Start Information given

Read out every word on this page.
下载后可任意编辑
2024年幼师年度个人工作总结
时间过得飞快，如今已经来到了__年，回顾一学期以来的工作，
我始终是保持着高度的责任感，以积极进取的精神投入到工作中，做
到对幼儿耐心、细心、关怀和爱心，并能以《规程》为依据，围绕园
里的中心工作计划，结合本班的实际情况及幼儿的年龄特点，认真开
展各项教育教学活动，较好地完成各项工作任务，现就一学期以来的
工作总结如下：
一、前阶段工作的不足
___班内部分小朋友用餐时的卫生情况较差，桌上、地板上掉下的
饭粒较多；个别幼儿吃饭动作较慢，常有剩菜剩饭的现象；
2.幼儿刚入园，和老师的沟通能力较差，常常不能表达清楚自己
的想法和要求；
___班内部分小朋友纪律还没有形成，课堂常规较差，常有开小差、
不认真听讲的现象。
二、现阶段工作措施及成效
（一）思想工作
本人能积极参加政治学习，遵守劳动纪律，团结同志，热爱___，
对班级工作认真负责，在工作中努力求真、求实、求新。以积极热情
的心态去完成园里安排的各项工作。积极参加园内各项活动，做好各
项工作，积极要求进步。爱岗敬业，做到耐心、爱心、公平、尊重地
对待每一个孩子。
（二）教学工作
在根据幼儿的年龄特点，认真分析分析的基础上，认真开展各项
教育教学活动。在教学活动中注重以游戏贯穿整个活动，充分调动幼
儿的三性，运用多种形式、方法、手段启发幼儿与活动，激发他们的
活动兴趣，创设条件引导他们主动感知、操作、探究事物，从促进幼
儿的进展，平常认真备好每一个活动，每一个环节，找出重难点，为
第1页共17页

End Information given

Copy all data exactly, start to finish.

Read out every word on this page.
下载后可任意编辑
2024年幼师年度个人工作总结
时间过得飞快，如今已经来到了__年，回顾一学期以来的工作，
我始终是保持着高度的责任感，以积极进取的精神投入到工作中，做
到对幼儿耐心、细心、关怀和爱心，并能以《规程》为依据，围绕园
里的中心工作计划，结合本班的实际情况及幼儿的年龄特点，认真开
展各项教育教学活动，较好地完成各项工作任务，现就一学期以来的
工作总结如下：
一、前阶段工作的不足
___班内部分小朋友用餐时的卫生情况较差，桌上、地板上掉下的
饭粒较多；个别幼儿吃饭动作较慢，常有剩菜剩饭的现象；
2.幼儿刚入园，和老师的沟通能力较差，常常不能表达清楚自己
的想法和要求；
___班内部分小朋友纪律还没有形成，课堂常规较差，常有开小差、
不认真听讲的现象。
二、现阶段工作措施及成效
（一）思想工作
本人能积极参加政治学习，遵守劳动纪律，团结同志，热爱___，
对班级工作认真负责，在工作中努力求真、求实、求新。以积极热情
的心态去完成园里安排的各项工作。积极参加园内各项活动，做好各
项工作，积极要求进步。爱岗敬业，做到耐心、爱心、公平、尊重地
对待每一个孩子。
（二）教学工作
在根据幼儿的年龄特点，认真分析分析的基础上，认真开展各项
教育教学活动。在教学活动中注重以游戏贯穿整个活动，充分调动幼
儿的三性，运用多种形式、方法、手段启发幼儿与活动，激发他们的
活动兴趣，创设条件引导他们主动感知、操作、探究事物，从促进幼
儿的进展，平常认真备好每一个活动，每一个环节，找出重难点，为
第1页共17页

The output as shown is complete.